_SHORT PROBLEM_
Scan the entries and tally the lines that include the string "true". Reply with the figure alone.

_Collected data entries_
+-------+
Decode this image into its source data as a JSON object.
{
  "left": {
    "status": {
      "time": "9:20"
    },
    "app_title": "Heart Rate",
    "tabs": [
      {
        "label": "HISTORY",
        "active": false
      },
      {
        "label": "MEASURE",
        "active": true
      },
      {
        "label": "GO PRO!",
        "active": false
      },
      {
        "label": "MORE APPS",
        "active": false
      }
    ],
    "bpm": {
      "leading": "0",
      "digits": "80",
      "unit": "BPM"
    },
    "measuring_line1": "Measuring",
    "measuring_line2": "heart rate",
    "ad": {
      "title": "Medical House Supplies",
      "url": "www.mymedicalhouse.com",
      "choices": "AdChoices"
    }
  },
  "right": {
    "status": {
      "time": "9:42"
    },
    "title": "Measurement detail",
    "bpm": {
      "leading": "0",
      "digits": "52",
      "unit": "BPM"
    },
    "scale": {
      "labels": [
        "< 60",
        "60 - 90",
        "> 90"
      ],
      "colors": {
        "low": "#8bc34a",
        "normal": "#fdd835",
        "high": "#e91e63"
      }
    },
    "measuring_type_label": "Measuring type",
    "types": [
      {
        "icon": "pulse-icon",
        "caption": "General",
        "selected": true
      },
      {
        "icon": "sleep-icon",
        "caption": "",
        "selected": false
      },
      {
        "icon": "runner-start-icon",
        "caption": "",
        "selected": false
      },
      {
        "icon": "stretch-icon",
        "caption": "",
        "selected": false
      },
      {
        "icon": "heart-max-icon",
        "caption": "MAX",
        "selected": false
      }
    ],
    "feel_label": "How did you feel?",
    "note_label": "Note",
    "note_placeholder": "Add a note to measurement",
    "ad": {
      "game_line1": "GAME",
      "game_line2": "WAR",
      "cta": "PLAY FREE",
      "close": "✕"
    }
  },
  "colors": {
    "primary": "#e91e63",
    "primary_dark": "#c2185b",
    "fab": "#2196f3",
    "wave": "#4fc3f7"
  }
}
+-------+
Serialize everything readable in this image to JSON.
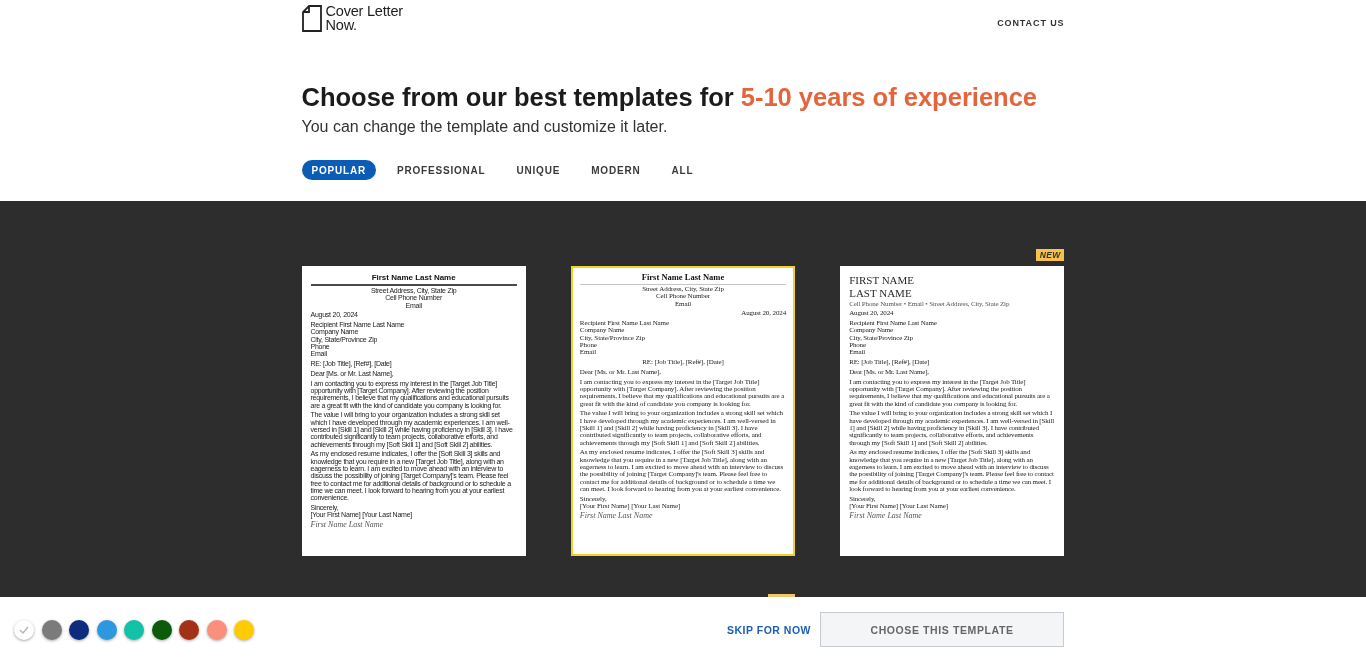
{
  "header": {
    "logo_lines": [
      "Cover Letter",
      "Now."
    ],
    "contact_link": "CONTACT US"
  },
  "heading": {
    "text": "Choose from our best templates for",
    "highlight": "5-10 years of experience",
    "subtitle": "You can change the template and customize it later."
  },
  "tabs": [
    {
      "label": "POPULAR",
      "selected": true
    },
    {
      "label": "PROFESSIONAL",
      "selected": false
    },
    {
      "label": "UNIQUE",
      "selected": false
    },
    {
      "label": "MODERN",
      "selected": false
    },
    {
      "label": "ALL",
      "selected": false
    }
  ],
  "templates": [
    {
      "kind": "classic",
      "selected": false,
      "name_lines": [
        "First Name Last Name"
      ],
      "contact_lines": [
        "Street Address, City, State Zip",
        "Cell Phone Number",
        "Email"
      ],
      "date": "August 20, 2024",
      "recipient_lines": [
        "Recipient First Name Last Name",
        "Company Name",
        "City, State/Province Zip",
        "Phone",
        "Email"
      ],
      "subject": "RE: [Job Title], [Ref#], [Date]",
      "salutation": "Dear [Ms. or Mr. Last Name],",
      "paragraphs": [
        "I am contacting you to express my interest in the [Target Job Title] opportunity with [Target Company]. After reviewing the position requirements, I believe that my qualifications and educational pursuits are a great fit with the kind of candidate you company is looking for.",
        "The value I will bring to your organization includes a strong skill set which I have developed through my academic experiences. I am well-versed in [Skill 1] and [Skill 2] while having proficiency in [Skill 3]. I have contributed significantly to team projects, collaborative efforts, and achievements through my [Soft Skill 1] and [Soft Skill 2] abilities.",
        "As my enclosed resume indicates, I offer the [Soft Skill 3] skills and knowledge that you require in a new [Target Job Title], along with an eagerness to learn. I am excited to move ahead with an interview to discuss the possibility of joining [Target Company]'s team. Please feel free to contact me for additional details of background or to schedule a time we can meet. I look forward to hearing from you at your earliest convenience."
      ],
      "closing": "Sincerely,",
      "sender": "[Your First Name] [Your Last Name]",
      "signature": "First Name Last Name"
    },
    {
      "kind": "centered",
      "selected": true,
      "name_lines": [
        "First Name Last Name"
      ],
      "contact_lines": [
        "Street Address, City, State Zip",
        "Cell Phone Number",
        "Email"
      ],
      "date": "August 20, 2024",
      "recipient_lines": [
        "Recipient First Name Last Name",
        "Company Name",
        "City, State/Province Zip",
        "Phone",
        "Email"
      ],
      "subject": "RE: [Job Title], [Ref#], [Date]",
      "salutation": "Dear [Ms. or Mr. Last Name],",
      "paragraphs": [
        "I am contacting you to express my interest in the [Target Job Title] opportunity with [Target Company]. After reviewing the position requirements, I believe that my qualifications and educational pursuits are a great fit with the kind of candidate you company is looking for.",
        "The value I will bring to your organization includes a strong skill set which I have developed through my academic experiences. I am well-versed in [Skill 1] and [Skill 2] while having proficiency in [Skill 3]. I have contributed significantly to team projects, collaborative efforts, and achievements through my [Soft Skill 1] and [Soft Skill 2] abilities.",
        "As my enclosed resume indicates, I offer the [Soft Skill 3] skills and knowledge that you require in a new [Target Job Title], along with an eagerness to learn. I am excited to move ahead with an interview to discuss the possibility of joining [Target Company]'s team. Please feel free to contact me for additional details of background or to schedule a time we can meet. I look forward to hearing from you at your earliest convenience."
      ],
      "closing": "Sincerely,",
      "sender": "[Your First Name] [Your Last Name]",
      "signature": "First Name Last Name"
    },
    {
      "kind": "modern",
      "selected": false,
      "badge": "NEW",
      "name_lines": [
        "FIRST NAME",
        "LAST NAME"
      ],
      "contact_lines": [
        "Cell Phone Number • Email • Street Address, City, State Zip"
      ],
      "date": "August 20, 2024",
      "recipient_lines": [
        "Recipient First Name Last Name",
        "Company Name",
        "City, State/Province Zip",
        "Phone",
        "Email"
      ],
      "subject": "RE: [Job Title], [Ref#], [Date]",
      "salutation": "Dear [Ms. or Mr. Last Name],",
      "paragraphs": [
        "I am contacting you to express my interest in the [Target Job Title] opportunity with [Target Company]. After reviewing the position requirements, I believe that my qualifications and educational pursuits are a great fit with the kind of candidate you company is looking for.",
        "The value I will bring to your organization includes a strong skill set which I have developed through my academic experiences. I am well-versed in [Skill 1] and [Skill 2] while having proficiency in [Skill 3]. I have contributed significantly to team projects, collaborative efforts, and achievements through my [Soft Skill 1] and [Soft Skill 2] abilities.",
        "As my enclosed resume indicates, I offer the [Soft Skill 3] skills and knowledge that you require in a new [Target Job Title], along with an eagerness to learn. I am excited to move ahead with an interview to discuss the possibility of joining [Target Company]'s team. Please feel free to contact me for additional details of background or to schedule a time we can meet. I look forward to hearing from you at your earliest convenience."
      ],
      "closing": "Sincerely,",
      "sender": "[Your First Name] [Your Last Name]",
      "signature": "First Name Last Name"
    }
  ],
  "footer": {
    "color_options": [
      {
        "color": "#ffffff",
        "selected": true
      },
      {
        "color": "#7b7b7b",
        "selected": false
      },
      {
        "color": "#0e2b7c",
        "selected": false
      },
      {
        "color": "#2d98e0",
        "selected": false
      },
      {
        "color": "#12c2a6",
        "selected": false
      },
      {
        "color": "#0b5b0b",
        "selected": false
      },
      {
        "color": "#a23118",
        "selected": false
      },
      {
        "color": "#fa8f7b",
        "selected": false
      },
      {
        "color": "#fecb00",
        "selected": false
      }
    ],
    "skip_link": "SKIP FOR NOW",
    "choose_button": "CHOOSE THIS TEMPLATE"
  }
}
+-------+
_THE OUTPUT_
5